[begin Source data]

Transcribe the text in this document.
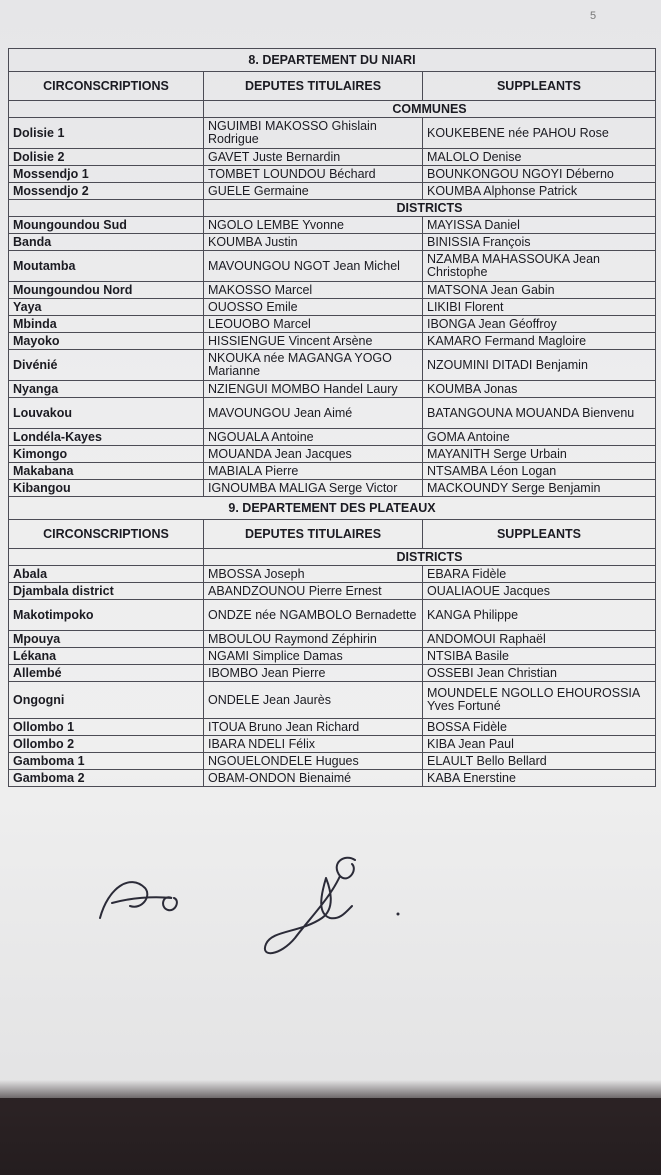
5
8. DEPARTEMENT DU NIARI		
CIRCONSCRIPTIONS	DEPUTES TITULAIRES	SUPPLEANTS
	COMMUNES	
Dolisie 1	NGUIMBI MAKOSSO Ghislain Rodrigue	KOUKEBENE née PAHOU Rose
Dolisie 2	GAVET Juste Bernardin	MALOLO Denise
Mossendjo 1	TOMBET LOUNDOU Béchard	BOUNKONGOU NGOYI Déberno
Mossendjo 2	GUELE Germaine	KOUMBA Alphonse Patrick
	DISTRICTS	
Moungoundou Sud	NGOLO LEMBE Yvonne	MAYISSA Daniel
Banda	KOUMBA Justin	BINISSIA François
Moutamba	MAVOUNGOU NGOT Jean Michel	NZAMBA MAHASSOUKA Jean Christophe
Moungoundou Nord	MAKOSSO Marcel	MATSONA Jean Gabin
Yaya	OUOSSO Emile	LIKIBI Florent
Mbinda	LEOUOBO Marcel	IBONGA Jean Géoffroy
Mayoko	HISSIENGUE Vincent Arsène	KAMARO Fermand Magloire
Divénié	NKOUKA née MAGANGA YOGO Marianne	NZOUMINI DITADI Benjamin
Nyanga	NZIENGUI MOMBO Handel Laury	KOUMBA Jonas
Louvakou	MAVOUNGOU Jean Aimé	BATANGOUNA MOUANDA Bienvenu
Londéla-Kayes	NGOUALA Antoine	GOMA Antoine
Kimongo	MOUANDA Jean Jacques	MAYANITH Serge Urbain
Makabana	MABIALA Pierre	NTSAMBA Léon Logan
Kibangou	IGNOUMBA MALIGA Serge Victor	MACKOUNDY Serge Benjamin
9. DEPARTEMENT DES PLATEAUX		
CIRCONSCRIPTIONS	DEPUTES TITULAIRES	SUPPLEANTS
	DISTRICTS	
Abala	MBOSSA Joseph	EBARA Fidèle
Djambala district	ABANDZOUNOU Pierre Ernest	OUALIAOUE Jacques
Makotimpoko	ONDZE née NGAMBOLO Bernadette	KANGA Philippe
Mpouya	MBOULOU Raymond Zéphirin	ANDOMOUI Raphaël
Lékana	NGAMI Simplice Damas	NTSIBA Basile
Allembé	IBOMBO Jean Pierre	OSSEBI Jean Christian
Ongogni	ONDELE Jean Jaurès	MOUNDELE NGOLLO EHOUROSSIA Yves Fortuné
Ollombo 1	ITOUA Bruno Jean Richard	BOSSA Fidèle
Ollombo 2	IBARA NDELI Félix	KIBA Jean Paul
Gamboma 1	NGOUELONDELE Hugues	ELAULT Bello Bellard
Gamboma 2	OBAM-ONDON Bienaimé	KABA Enerstine
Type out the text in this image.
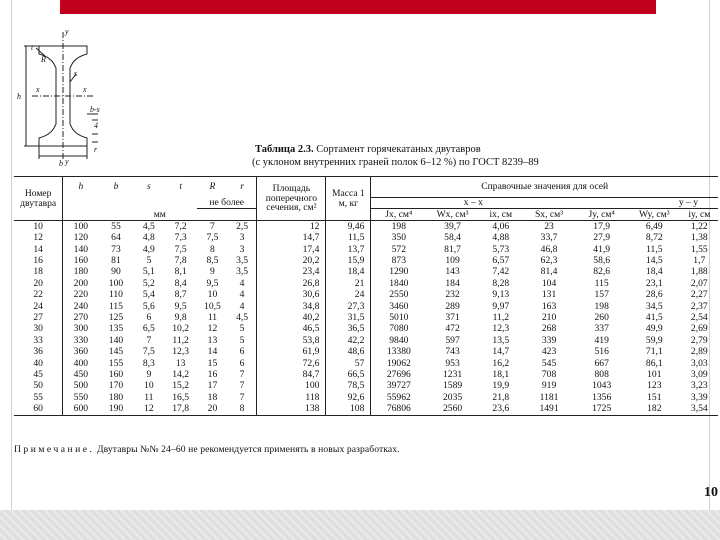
y
y
x	x
h
b
s
t
r
R
b-s
4
Таблица 2.3. Сортамент горячекатаных двутавров
(с уклоном внутренних граней полок 6–12 %) по ГОСТ 8239–89
Номер двутавра	h	b	s	t	R	r	Площадь поперечного сечения, см²	Масса 1 м, кг	Справочные значения для осей						
					не более				x – x				y – y		
	мм								Jx, см⁴	Wx, см³	ix, см	Sx, см³	Jy, см⁴	Wy, см³	iy, см
10	100	55	4,5	7,2	7	2,5	12	9,46	198	39,7	4,06	23	17,9	6,49	1,22
12	120	64	4,8	7,3	7,5	3	14,7	11,5	350	58,4	4,88	33,7	27,9	8,72	1,38
14	140	73	4,9	7,5	8	3	17,4	13,7	572	81,7	5,73	46,8	41,9	11,5	1,55
16	160	81	5	7,8	8,5	3,5	20,2	15,9	873	109	6,57	62,3	58,6	14,5	1,7
18	180	90	5,1	8,1	9	3,5	23,4	18,4	1290	143	7,42	81,4	82,6	18,4	1,88
20	200	100	5,2	8,4	9,5	4	26,8	21	1840	184	8,28	104	115	23,1	2,07
22	220	110	5,4	8,7	10	4	30,6	24	2550	232	9,13	131	157	28,6	2,27
24	240	115	5,6	9,5	10,5	4	34,8	27,3	3460	289	9,97	163	198	34,5	2,37
27	270	125	6	9,8	11	4,5	40,2	31,5	5010	371	11,2	210	260	41,5	2,54
30	300	135	6,5	10,2	12	5	46,5	36,5	7080	472	12,3	268	337	49,9	2,69
33	330	140	7	11,2	13	5	53,8	42,2	9840	597	13,5	339	419	59,9	2,79
36	360	145	7,5	12,3	14	6	61,9	48,6	13380	743	14,7	423	516	71,1	2,89
40	400	155	8,3	13	15	6	72,6	57	19062	953	16,2	545	667	86,1	3,03
45	450	160	9	14,2	16	7	84,7	66,5	27696	1231	18,1	708	808	101	3,09
50	500	170	10	15,2	17	7	100	78,5	39727	1589	19,9	919	1043	123	3,23
55	550	180	11	16,5	18	7	118	92,6	55962	2035	21,8	1181	1356	151	3,39
60	600	190	12	17,8	20	8	138	108	76806	2560	23,6	1491	1725	182	3,54
Примечание. Двутавры №№ 24–60 не рекомендуется применять в новых разработках.
10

[end Source data]

▶ **What to work on**
All of the material above is to be copied exactly, except for its images.

▶ **Answer to this problem**
Transcribe the text in this document.
5
8. DEPARTEMENT DU NIARI		
CIRCONSCRIPTIONS	DEPUTES TITULAIRES	SUPPLEANTS
	COMMUNES	
Dolisie 1	NGUIMBI MAKOSSO Ghislain Rodrigue	KOUKEBENE née PAHOU Rose
Dolisie 2	GAVET Juste Bernardin	MALOLO Denise
Mossendjo 1	TOMBET LOUNDOU Béchard	BOUNKONGOU NGOYI Déberno
Mossendjo 2	GUELE Germaine	KOUMBA Alphonse Patrick
	DISTRICTS	
Moungoundou Sud	NGOLO LEMBE Yvonne	MAYISSA Daniel
Banda	KOUMBA Justin	BINISSIA François
Moutamba	MAVOUNGOU NGOT Jean Michel	NZAMBA MAHASSOUKA Jean Christophe
Moungoundou Nord	MAKOSSO Marcel	MATSONA Jean Gabin
Yaya	OUOSSO Emile	LIKIBI Florent
Mbinda	LEOUOBO Marcel	IBONGA Jean Géoffroy
Mayoko	HISSIENGUE Vincent Arsène	KAMARO Fermand Magloire
Divénié	NKOUKA née MAGANGA YOGO Marianne	NZOUMINI DITADI Benjamin
Nyanga	NZIENGUI MOMBO Handel Laury	KOUMBA Jonas
Louvakou	MAVOUNGOU Jean Aimé	BATANGOUNA MOUANDA Bienvenu
Londéla-Kayes	NGOUALA Antoine	GOMA Antoine
Kimongo	MOUANDA Jean Jacques	MAYANITH Serge Urbain
Makabana	MABIALA Pierre	NTSAMBA Léon Logan
Kibangou	IGNOUMBA MALIGA Serge Victor	MACKOUNDY Serge Benjamin
9. DEPARTEMENT DES PLATEAUX		
CIRCONSCRIPTIONS	DEPUTES TITULAIRES	SUPPLEANTS
	DISTRICTS	
Abala	MBOSSA Joseph	EBARA Fidèle
Djambala district	ABANDZOUNOU Pierre Ernest	OUALIAOUE Jacques
Makotimpoko	ONDZE née NGAMBOLO Bernadette	KANGA Philippe
Mpouya	MBOULOU Raymond Zéphirin	ANDOMOUI Raphaël
Lékana	NGAMI Simplice Damas	NTSIBA Basile
Allembé	IBOMBO Jean Pierre	OSSEBI Jean Christian
Ongogni	ONDELE Jean Jaurès	MOUNDELE NGOLLO EHOUROSSIA Yves Fortuné
Ollombo 1	ITOUA Bruno Jean Richard	BOSSA Fidèle
Ollombo 2	IBARA NDELI Félix	KIBA Jean Paul
Gamboma 1	NGOUELONDELE Hugues	ELAULT Bello Bellard
Gamboma 2	OBAM-ONDON Bienaimé	KABA Enerstine
Type out the text in this image.
y
y
x	x
h
b
s
t
r
R
b-s
4
Таблица 2.3. Сортамент горячекатаных двутавров
(с уклоном внутренних граней полок 6–12 %) по ГОСТ 8239–89
Номер двутавра	h	b	s	t	R	r	Площадь поперечного сечения, см²	Масса 1 м, кг	Справочные значения для осей						
					не более				x – x				y – y		
	мм								Jx, см⁴	Wx, см³	ix, см	Sx, см³	Jy, см⁴	Wy, см³	iy, см
10	100	55	4,5	7,2	7	2,5	12	9,46	198	39,7	4,06	23	17,9	6,49	1,22
12	120	64	4,8	7,3	7,5	3	14,7	11,5	350	58,4	4,88	33,7	27,9	8,72	1,38
14	140	73	4,9	7,5	8	3	17,4	13,7	572	81,7	5,73	46,8	41,9	11,5	1,55
16	160	81	5	7,8	8,5	3,5	20,2	15,9	873	109	6,57	62,3	58,6	14,5	1,7
18	180	90	5,1	8,1	9	3,5	23,4	18,4	1290	143	7,42	81,4	82,6	18,4	1,88
20	200	100	5,2	8,4	9,5	4	26,8	21	1840	184	8,28	104	115	23,1	2,07
22	220	110	5,4	8,7	10	4	30,6	24	2550	232	9,13	131	157	28,6	2,27
24	240	115	5,6	9,5	10,5	4	34,8	27,3	3460	289	9,97	163	198	34,5	2,37
27	270	125	6	9,8	11	4,5	40,2	31,5	5010	371	11,2	210	260	41,5	2,54
30	300	135	6,5	10,2	12	5	46,5	36,5	7080	472	12,3	268	337	49,9	2,69
33	330	140	7	11,2	13	5	53,8	42,2	9840	597	13,5	339	419	59,9	2,79
36	360	145	7,5	12,3	14	6	61,9	48,6	13380	743	14,7	423	516	71,1	2,89
40	400	155	8,3	13	15	6	72,6	57	19062	953	16,2	545	667	86,1	3,03
45	450	160	9	14,2	16	7	84,7	66,5	27696	1231	18,1	708	808	101	3,09
50	500	170	10	15,2	17	7	100	78,5	39727	1589	19,9	919	1043	123	3,23
55	550	180	11	16,5	18	7	118	92,6	55962	2035	21,8	1181	1356	151	3,39
60	600	190	12	17,8	20	8	138	108	76806	2560	23,6	1491	1725	182	3,54
Примечание. Двутавры №№ 24–60 не рекомендуется применять в новых разработках.
10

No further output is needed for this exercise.